Given data ->
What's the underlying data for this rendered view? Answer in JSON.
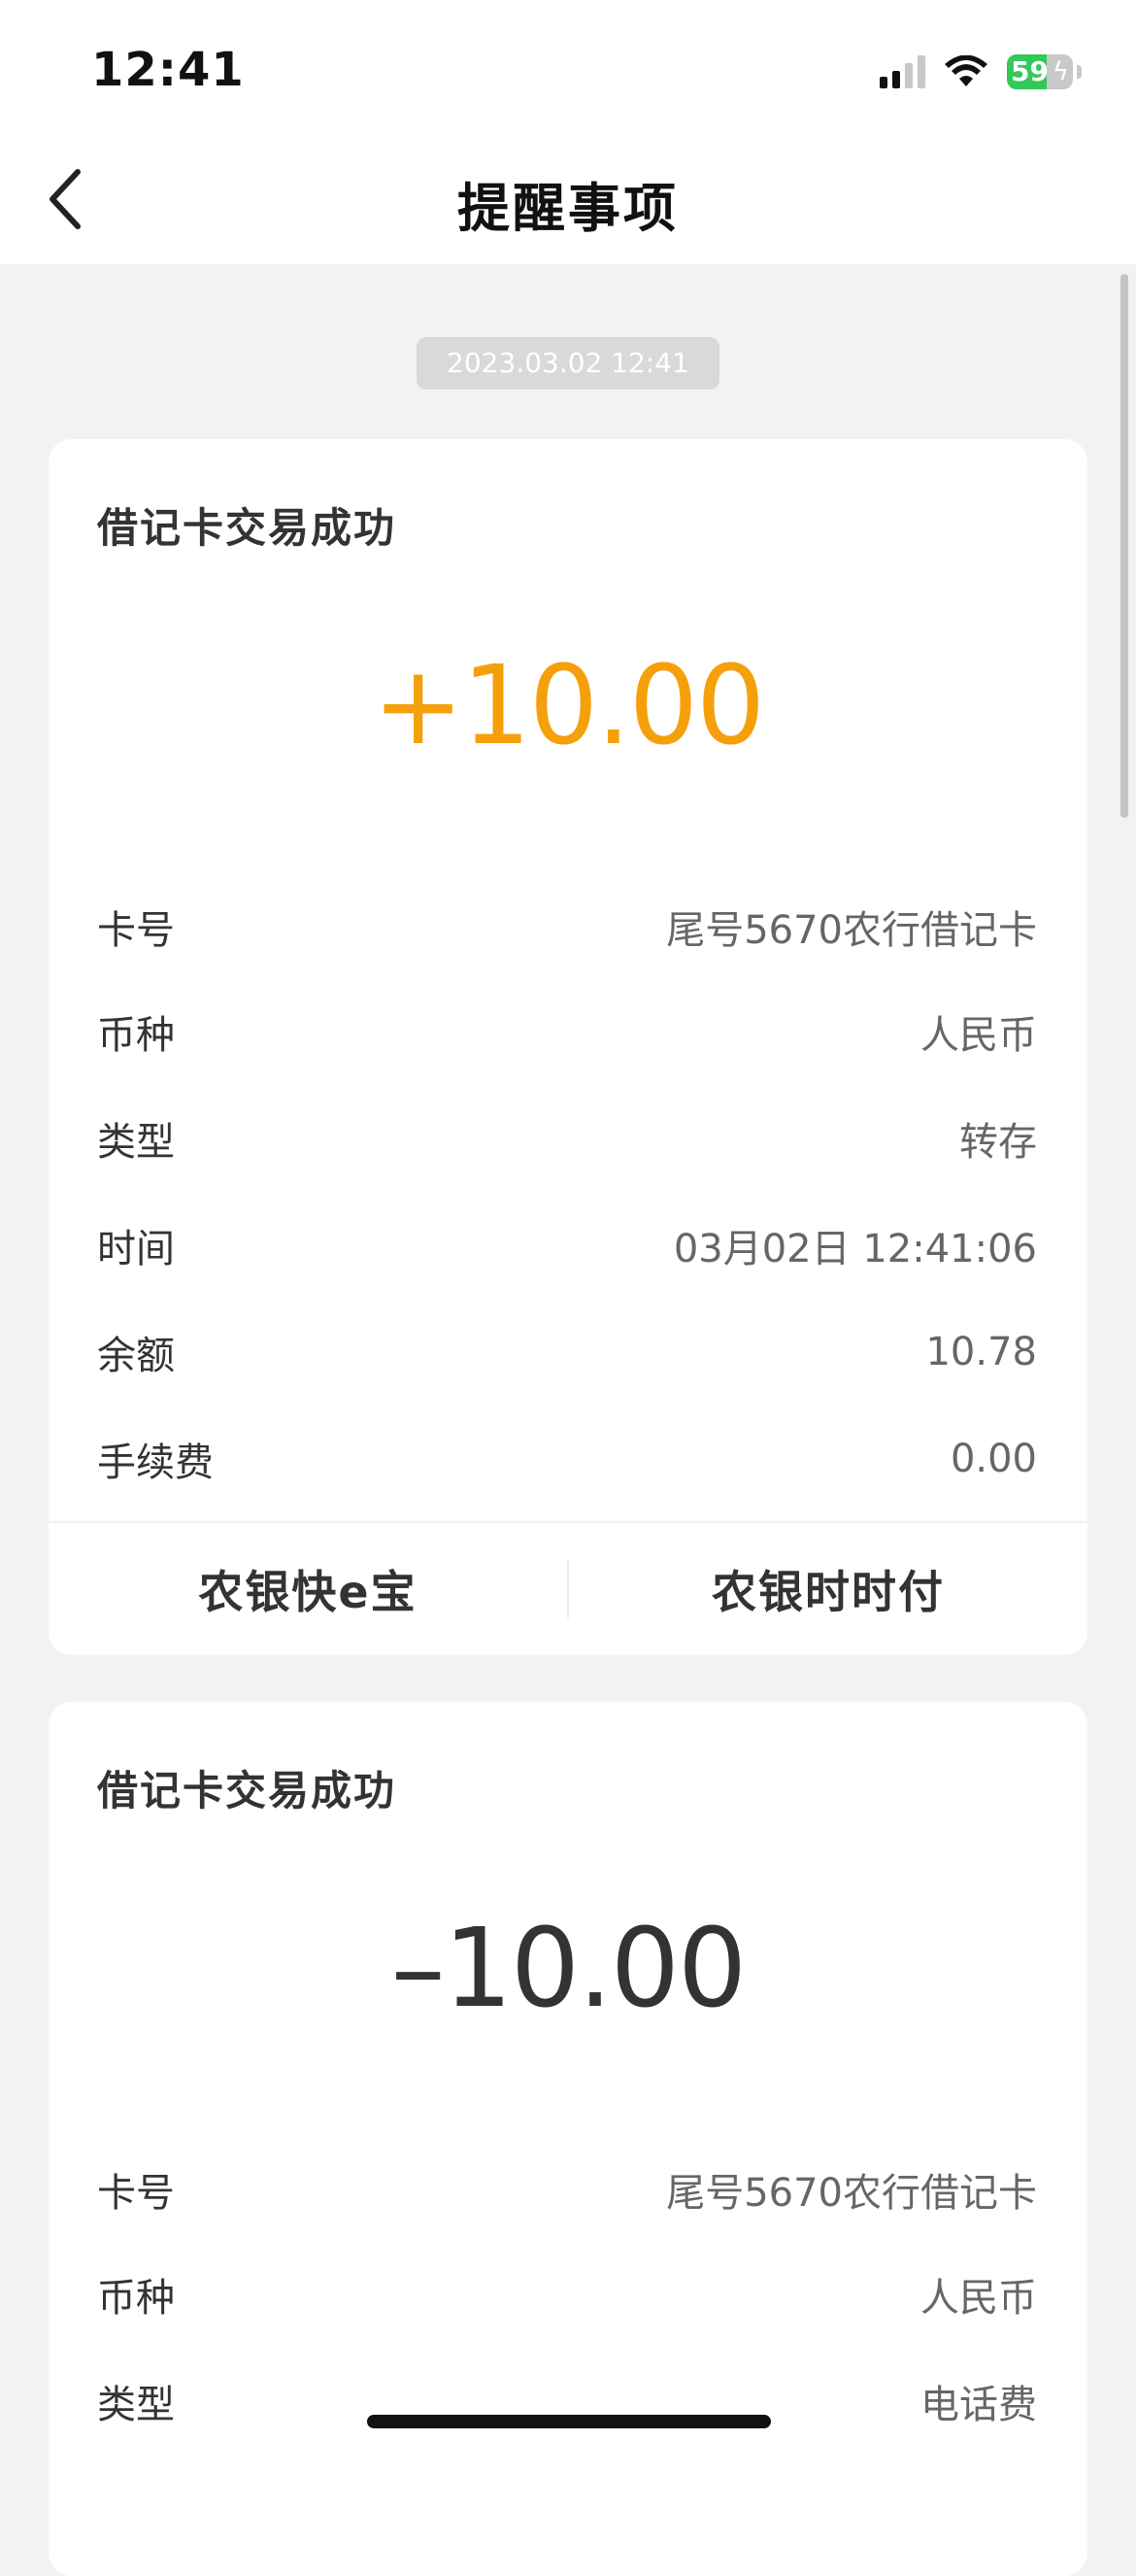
{
  "status_bar": {
    "time": "12:41",
    "battery_pct": "59"
  },
  "nav": {
    "title": "提醒事项"
  },
  "date_stamp": "2023.03.02 12:41",
  "cards": [
    {
      "title": "借记卡交易成功",
      "amount": "+10.00",
      "rows": [
        {
          "label": "卡号",
          "value": "尾号5670农行借记卡"
        },
        {
          "label": "币种",
          "value": "人民币"
        },
        {
          "label": "类型",
          "value": "转存"
        },
        {
          "label": "时间",
          "value": "03月02日 12:41:06"
        },
        {
          "label": "余额",
          "value": "10.78"
        },
        {
          "label": "手续费",
          "value": "0.00"
        }
      ],
      "actions": [
        "农银快e宝",
        "农银时时付"
      ]
    },
    {
      "title": "借记卡交易成功",
      "amount": "–10.00",
      "rows": [
        {
          "label": "卡号",
          "value": "尾号5670农行借记卡"
        },
        {
          "label": "币种",
          "value": "人民币"
        },
        {
          "label": "类型",
          "value": "电话费"
        }
      ]
    }
  ],
  "colors": {
    "positive_amount": "#f5a00a",
    "negative_amount": "#333333",
    "page_bg": "#f2f2f2",
    "battery_green": "#34c759"
  }
}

Task directions -> Each entry above is to be written out again unchanged, apart from the pictures, which are left out.

Solution for this task ->
What's the underlying data for this rendered view? Answer in JSON.
{
  "status_bar": {
    "time": "12:41",
    "battery_pct": "59"
  },
  "nav": {
    "title": "提醒事项"
  },
  "date_stamp": "2023.03.02 12:41",
  "cards": [
    {
      "title": "借记卡交易成功",
      "amount": "+10.00",
      "rows": [
        {
          "label": "卡号",
          "value": "尾号5670农行借记卡"
        },
        {
          "label": "币种",
          "value": "人民币"
        },
        {
          "label": "类型",
          "value": "转存"
        },
        {
          "label": "时间",
          "value": "03月02日 12:41:06"
        },
        {
          "label": "余额",
          "value": "10.78"
        },
        {
          "label": "手续费",
          "value": "0.00"
        }
      ],
      "actions": [
        "农银快e宝",
        "农银时时付"
      ]
    },
    {
      "title": "借记卡交易成功",
      "amount": "–10.00",
      "rows": [
        {
          "label": "卡号",
          "value": "尾号5670农行借记卡"
        },
        {
          "label": "币种",
          "value": "人民币"
        },
        {
          "label": "类型",
          "value": "电话费"
        }
      ]
    }
  ],
  "colors": {
    "positive_amount": "#f5a00a",
    "negative_amount": "#333333",
    "page_bg": "#f2f2f2",
    "battery_green": "#34c759"
  }
}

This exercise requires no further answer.